Will you write out the data exactly, excluding every picture?

***** Recorded data *****

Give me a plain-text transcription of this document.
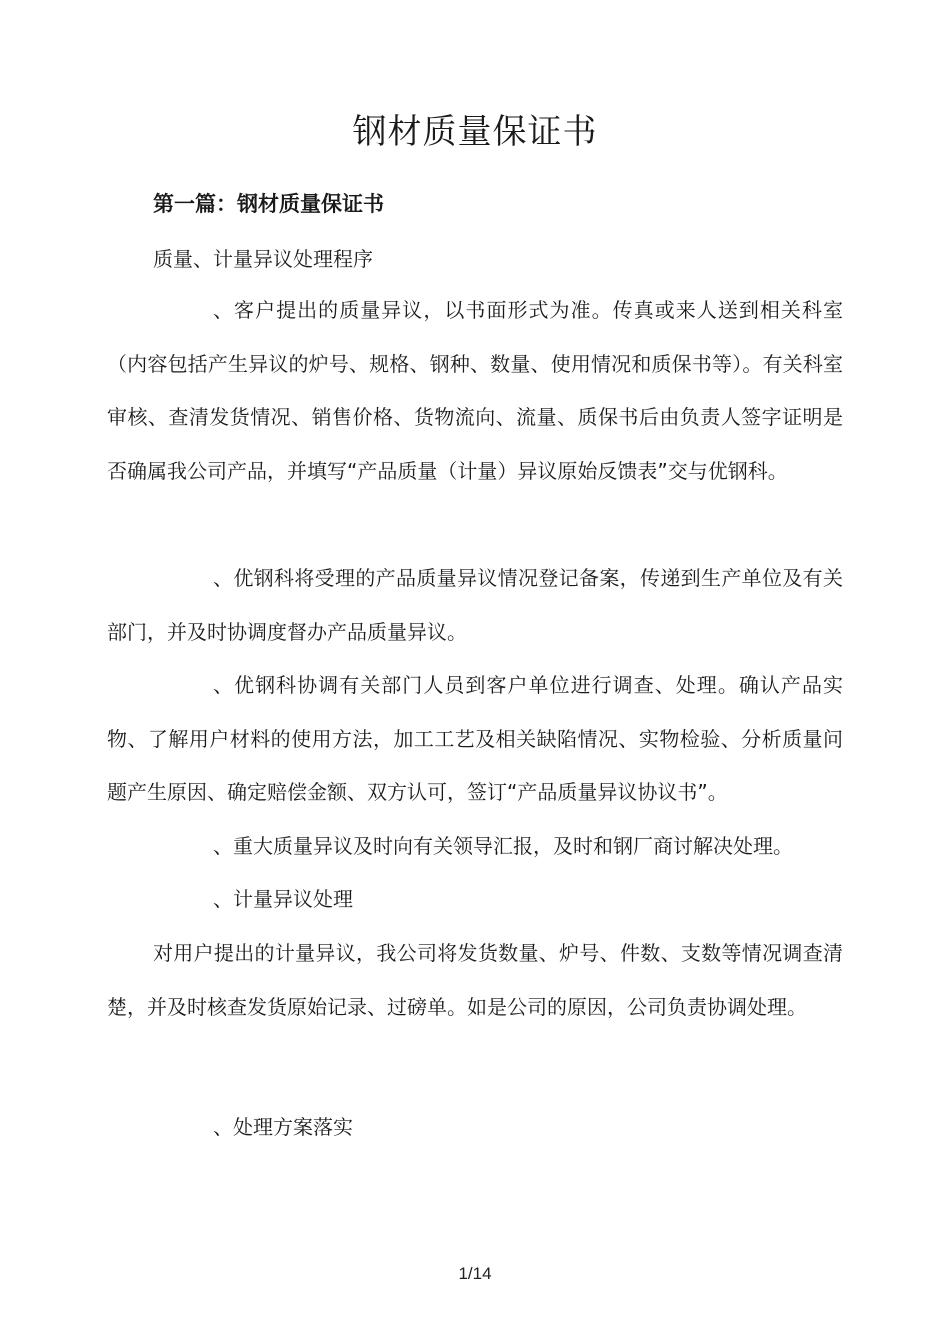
钢材质量保证书
第一篇：钢材质量保证书
质量、计量异议处理程序
、客户提出的质量异议，以书面形式为准。传真或来人送到相关科室（内容包括产生异议的炉号、规格、钢种、数量、使用情况和质保书等）。有关科室审核、查清发货情况、销售价格、货物流向、流量、质保书后由负责人签字证明是否确属我公司产品，并填写“产品质量（计量）异议原始反馈表”交与优钢科。
、优钢科将受理的产品质量异议情况登记备案，传递到生产单位及有关部门，并及时协调度督办产品质量异议。
、优钢科协调有关部门人员到客户单位进行调查、处理。确认产品实物、了解用户材料的使用方法，加工工艺及相关缺陷情况、实物检验、分析质量问题产生原因、确定赔偿金额、双方认可，签订“产品质量异议协议书”。
、重大质量异议及时向有关领导汇报，及时和钢厂商讨解决处理。
、计量异议处理
对用户提出的计量异议，我公司将发货数量、炉号、件数、支数等情况调查清楚，并及时核查发货原始记录、过磅单。如是公司的原因，公司负责协调处理。
、处理方案落实
1/14
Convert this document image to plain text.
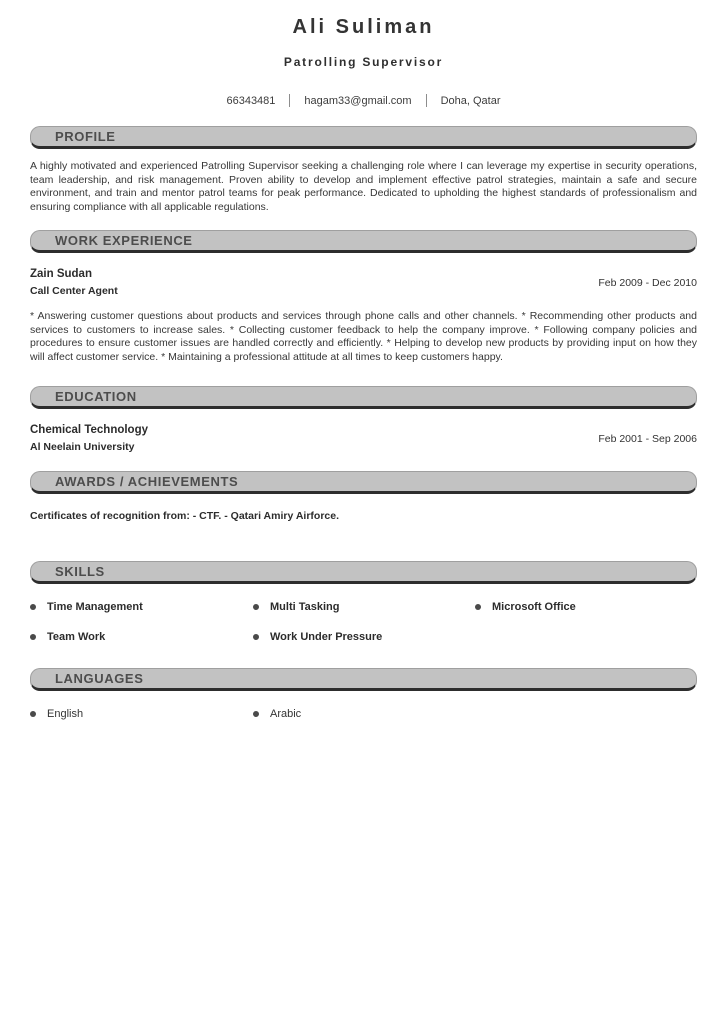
Ali Suliman
Patrolling Supervisor
66343481	hagam33@gmail.com	Doha, Qatar
PROFILE

A highly motivated and experienced Patrolling Supervisor seeking a challenging role where I can leverage my expertise in security operations, team leadership, and risk management. Proven ability to develop and implement effective patrol strategies, maintain a safe and secure environment, and train and mentor patrol teams for peak performance. Dedicated to upholding the highest standards of professionalism and ensuring compliance with all applicable regulations.

WORK EXPERIENCE
Zain Sudan
Call Center Agent
Feb 2009 - Dec 2010

* Answering customer questions about products and services through phone calls and other channels. * Recommending other products and services to customers to increase sales. * Collecting customer feedback to help the company improve. * Following company policies and procedures to ensure customer issues are handled correctly and efficiently. * Helping to develop new products by providing input on how they will affect customer service. * Maintaining a professional attitude at all times to keep customers happy.

EDUCATION
Chemical Technology
Al Neelain University
Feb 2001 - Sep 2006
AWARDS / ACHIEVEMENTS
Certificates of recognition from: - CTF. - Qatari Amiry Airforce.
SKILLS
Time Management	Multi Tasking	Microsoft Office
Team Work	Work Under Pressure
LANGUAGES
English	Arabic
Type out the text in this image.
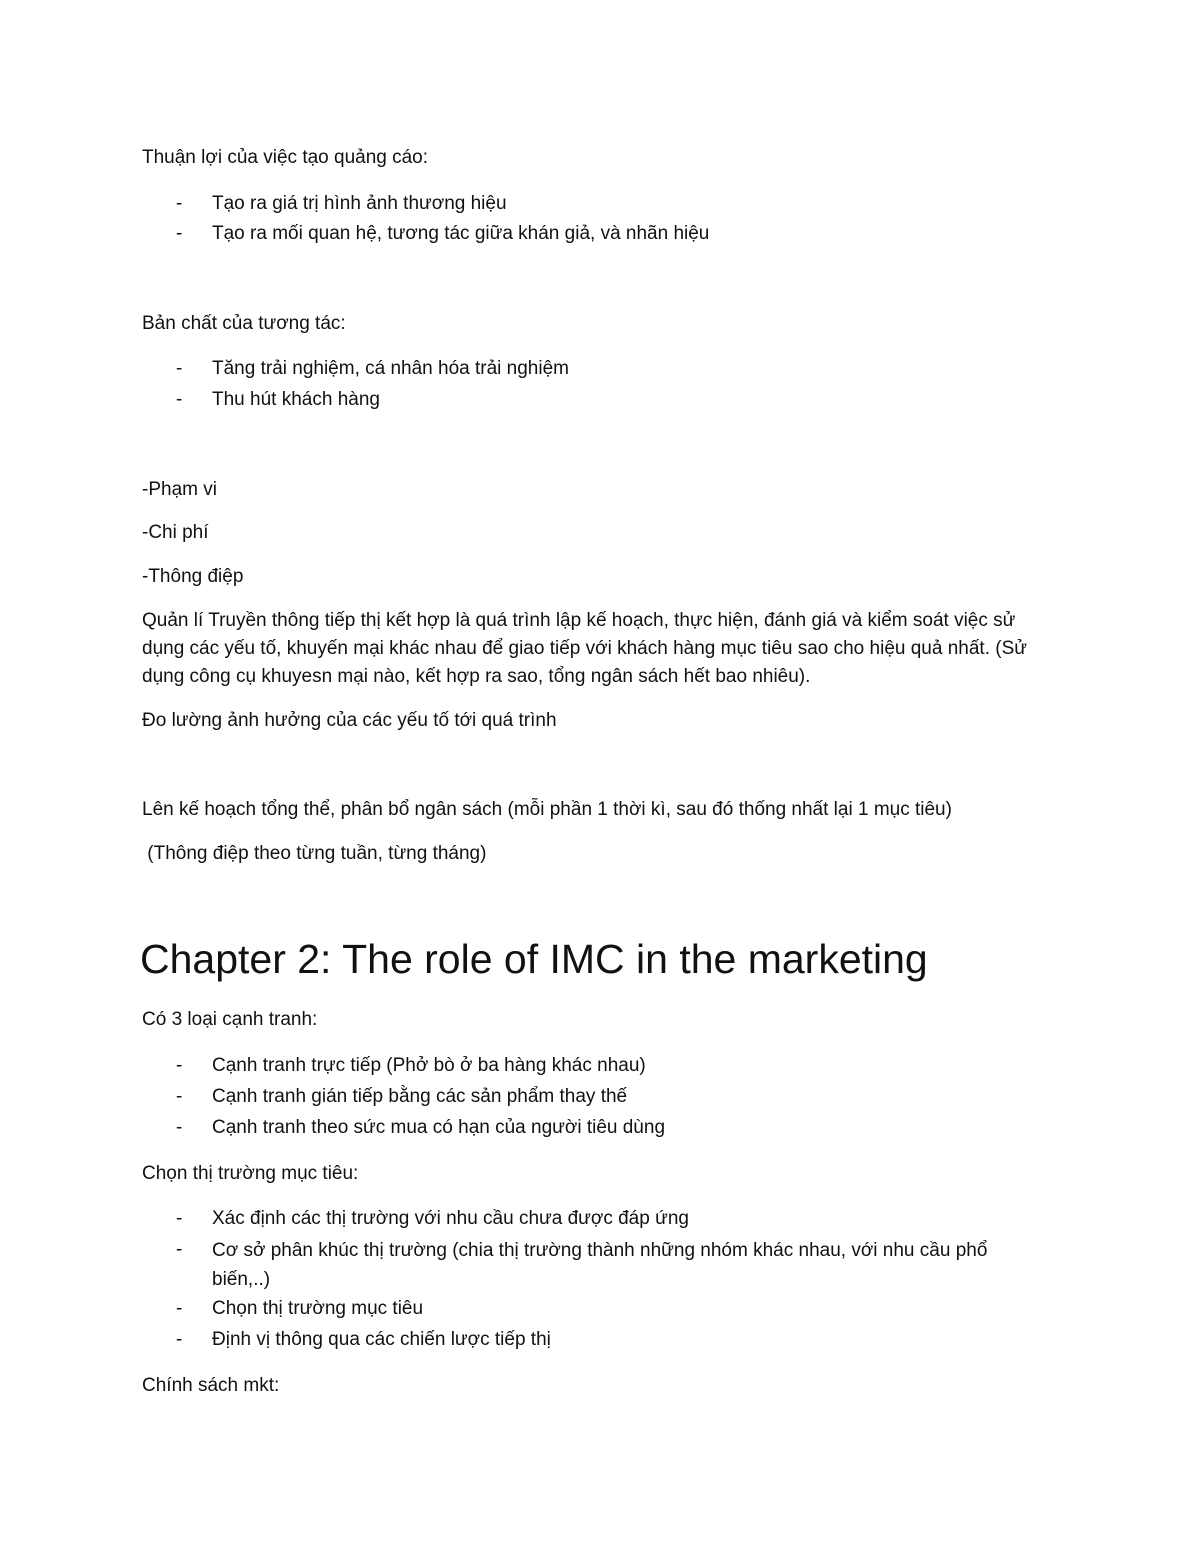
Thuận lợi của việc tạo quảng cáo:
- Tạo ra giá trị hình ảnh thương hiệu
- Tạo ra mối quan hệ, tương tác giữa khán giả, và nhãn hiệu
Bản chất của tương tác:
- Tăng trải nghiệm, cá nhân hóa trải nghiệm
- Thu hút khách hàng
-Phạm vi
-Chi phí
-Thông điệp
Quản lí Truyền thông tiếp thị kết hợp là quá trình lập kế hoạch, thực hiện, đánh giá và kiểm soát việc sử dụng các yếu tố, khuyến mại khác nhau để giao tiếp với khách hàng mục tiêu sao cho hiệu quả nhất. (Sử dụng công cụ khuyesn mại nào, kết hợp ra sao, tổng ngân sách hết bao nhiêu).
Đo lường ảnh hưởng của các yếu tố tới quá trình
Lên kế hoạch tổng thể, phân bổ ngân sách (mỗi phần 1 thời kì, sau đó thống nhất lại 1 mục tiêu)
(Thông điệp theo từng tuần, từng tháng)
Chapter 2: The role of IMC in the marketing
Có 3 loại cạnh tranh:
- Cạnh tranh trực tiếp (Phở bò ở ba hàng khác nhau)
- Cạnh tranh gián tiếp bằng các sản phẩm thay thế
- Cạnh tranh theo sức mua có hạn của người tiêu dùng
Chọn thị trường mục tiêu:
- Xác định các thị trường với nhu cầu chưa được đáp ứng
- Cơ sở phân khúc thị trường (chia thị trường thành những nhóm khác nhau, với nhu cầu phổ biến,..)
- Chọn thị trường mục tiêu
- Định vị thông qua các chiến lược tiếp thị
Chính sách mkt:
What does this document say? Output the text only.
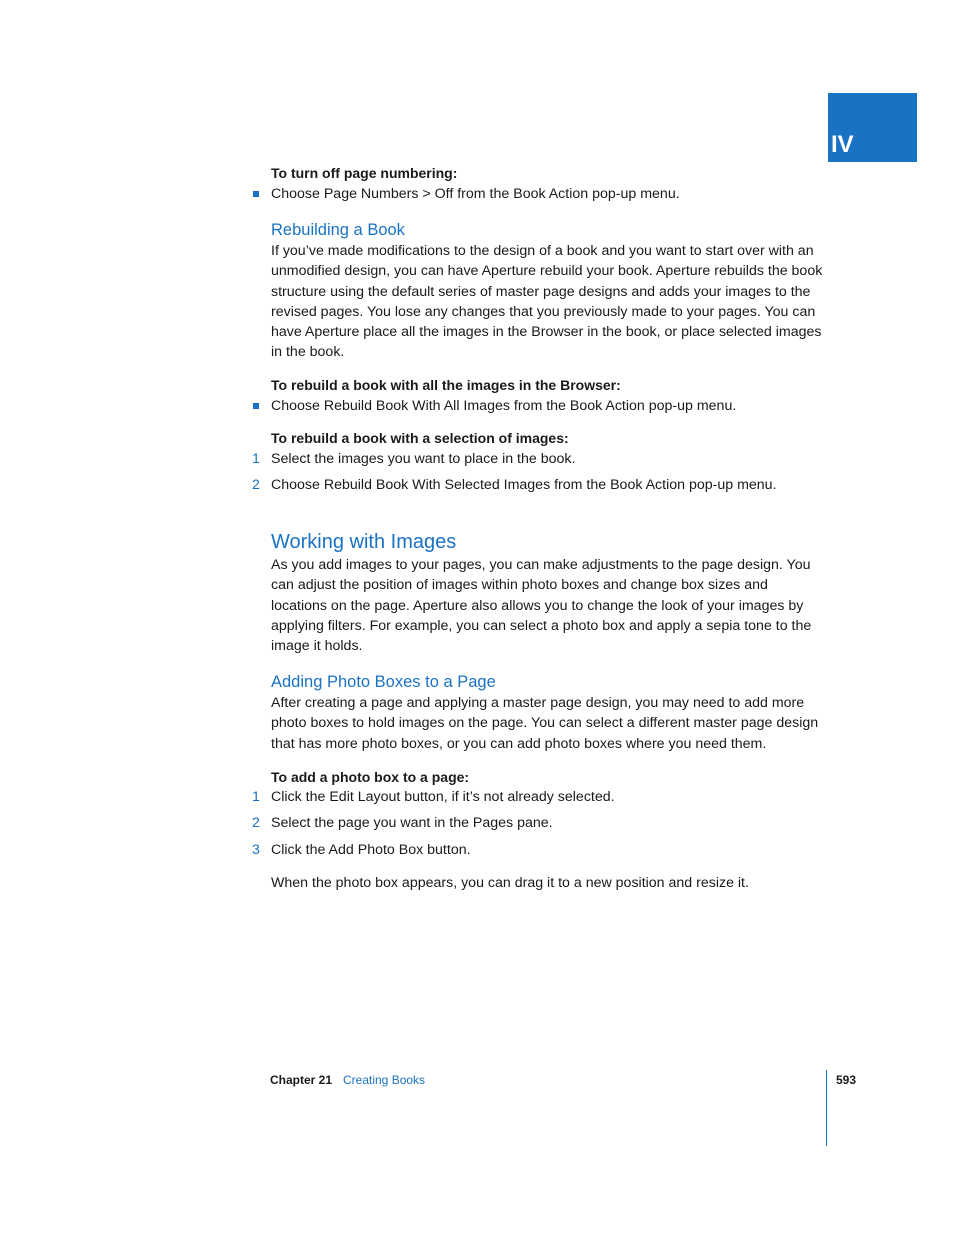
IV
To turn off page numbering:
Choose Page Numbers > Off from the Book Action pop-up menu.
Rebuilding a Book
If you’ve made modifications to the design of a book and you want to start over with an unmodified design, you can have Aperture rebuild your book. Aperture rebuilds the book structure using the default series of master page designs and adds your images to the revised pages. You lose any changes that you previously made to your pages. You can have Aperture place all the images in the Browser in the book, or place selected images in the book.
To rebuild a book with all the images in the Browser:
Choose Rebuild Book With All Images from the Book Action pop-up menu.
To rebuild a book with a selection of images:
1 Select the images you want to place in the book.
2 Choose Rebuild Book With Selected Images from the Book Action pop-up menu.
Working with Images
As you add images to your pages, you can make adjustments to the page design. You can adjust the position of images within photo boxes and change box sizes and locations on the page. Aperture also allows you to change the look of your images by applying filters. For example, you can select a photo box and apply a sepia tone to the image it holds.
Adding Photo Boxes to a Page
After creating a page and applying a master page design, you may need to add more photo boxes to hold images on the page. You can select a different master page design that has more photo boxes, or you can add photo boxes where you need them.
To add a photo box to a page:
1 Click the Edit Layout button, if it’s not already selected.
2 Select the page you want in the Pages pane.
3 Click the Add Photo Box button.
When the photo box appears, you can drag it to a new position and resize it.
Chapter 21 Creating Books	593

*****

• _Answer for the task_
Give me a plain-text transcription of this document.
钢材质量保证书
第一篇：钢材质量保证书
质量、计量异议处理程序
、客户提出的质量异议，以书面形式为准。传真或来人送到相关科室（内容包括产生异议的炉号、规格、钢种、数量、使用情况和质保书等）。有关科室审核、查清发货情况、销售价格、货物流向、流量、质保书后由负责人签字证明是否确属我公司产品，并填写“产品质量（计量）异议原始反馈表”交与优钢科。
、优钢科将受理的产品质量异议情况登记备案，传递到生产单位及有关部门，并及时协调度督办产品质量异议。
、优钢科协调有关部门人员到客户单位进行调查、处理。确认产品实物、了解用户材料的使用方法，加工工艺及相关缺陷情况、实物检验、分析质量问题产生原因、确定赔偿金额、双方认可，签订“产品质量异议协议书”。
、重大质量异议及时向有关领导汇报，及时和钢厂商讨解决处理。
、计量异议处理
对用户提出的计量异议，我公司将发货数量、炉号、件数、支数等情况调查清楚，并及时核查发货原始记录、过磅单。如是公司的原因，公司负责协调处理。
、处理方案落实
1/14
Convert this document image to plain text.
Ali Suliman
Patrolling Supervisor
66343481	hagam33@gmail.com	Doha, Qatar
PROFILE

A highly motivated and experienced Patrolling Supervisor seeking a challenging role where I can leverage my expertise in security operations, team leadership, and risk management. Proven ability to develop and implement effective patrol strategies, maintain a safe and secure environment, and train and mentor patrol teams for peak performance. Dedicated to upholding the highest standards of professionalism and ensuring compliance with all applicable regulations.

WORK EXPERIENCE
Zain Sudan
Call Center Agent
Feb 2009 - Dec 2010

* Answering customer questions about products and services through phone calls and other channels. * Recommending other products and services to customers to increase sales. * Collecting customer feedback to help the company improve. * Following company policies and procedures to ensure customer issues are handled correctly and efficiently. * Helping to develop new products by providing input on how they will affect customer service. * Maintaining a professional attitude at all times to keep customers happy.

EDUCATION
Chemical Technology
Al Neelain University
Feb 2001 - Sep 2006
AWARDS / ACHIEVEMENTS
Certificates of recognition from: - CTF. - Qatari Amiry Airforce.
SKILLS
Time Management	Multi Tasking	Microsoft Office
Team Work	Work Under Pressure
LANGUAGES
English	Arabic
Type out the text in this image.
Thuận lợi của việc tạo quảng cáo:
- Tạo ra giá trị hình ảnh thương hiệu
- Tạo ra mối quan hệ, tương tác giữa khán giả, và nhãn hiệu
Bản chất của tương tác:
- Tăng trải nghiệm, cá nhân hóa trải nghiệm
- Thu hút khách hàng
-Phạm vi
-Chi phí
-Thông điệp
Quản lí Truyền thông tiếp thị kết hợp là quá trình lập kế hoạch, thực hiện, đánh giá và kiểm soát việc sử dụng các yếu tố, khuyến mại khác nhau để giao tiếp với khách hàng mục tiêu sao cho hiệu quả nhất. (Sử dụng công cụ khuyesn mại nào, kết hợp ra sao, tổng ngân sách hết bao nhiêu).
Đo lường ảnh hưởng của các yếu tố tới quá trình
Lên kế hoạch tổng thể, phân bổ ngân sách (mỗi phần 1 thời kì, sau đó thống nhất lại 1 mục tiêu)
(Thông điệp theo từng tuần, từng tháng)
Chapter 2: The role of IMC in the marketing
Có 3 loại cạnh tranh:
- Cạnh tranh trực tiếp (Phở bò ở ba hàng khác nhau)
- Cạnh tranh gián tiếp bằng các sản phẩm thay thế
- Cạnh tranh theo sức mua có hạn của người tiêu dùng
Chọn thị trường mục tiêu:
- Xác định các thị trường với nhu cầu chưa được đáp ứng
- Cơ sở phân khúc thị trường (chia thị trường thành những nhóm khác nhau, với nhu cầu phổ biến,..)
- Chọn thị trường mục tiêu
- Định vị thông qua các chiến lược tiếp thị
Chính sách mkt:
What does this document say? Output the text only.
IV
To turn off page numbering:
Choose Page Numbers > Off from the Book Action pop-up menu.
Rebuilding a Book
If you’ve made modifications to the design of a book and you want to start over with an unmodified design, you can have Aperture rebuild your book. Aperture rebuilds the book structure using the default series of master page designs and adds your images to the revised pages. You lose any changes that you previously made to your pages. You can have Aperture place all the images in the Browser in the book, or place selected images in the book.
To rebuild a book with all the images in the Browser:
Choose Rebuild Book With All Images from the Book Action pop-up menu.
To rebuild a book with a selection of images:
1 Select the images you want to place in the book.
2 Choose Rebuild Book With Selected Images from the Book Action pop-up menu.
Working with Images
As you add images to your pages, you can make adjustments to the page design. You can adjust the position of images within photo boxes and change box sizes and locations on the page. Aperture also allows you to change the look of your images by applying filters. For example, you can select a photo box and apply a sepia tone to the image it holds.
Adding Photo Boxes to a Page
After creating a page and applying a master page design, you may need to add more photo boxes to hold images on the page. You can select a different master page design that has more photo boxes, or you can add photo boxes where you need them.
To add a photo box to a page:
1 Click the Edit Layout button, if it’s not already selected.
2 Select the page you want in the Pages pane.
3 Click the Add Photo Box button.
When the photo box appears, you can drag it to a new position and resize it.
Chapter 21 Creating Books	593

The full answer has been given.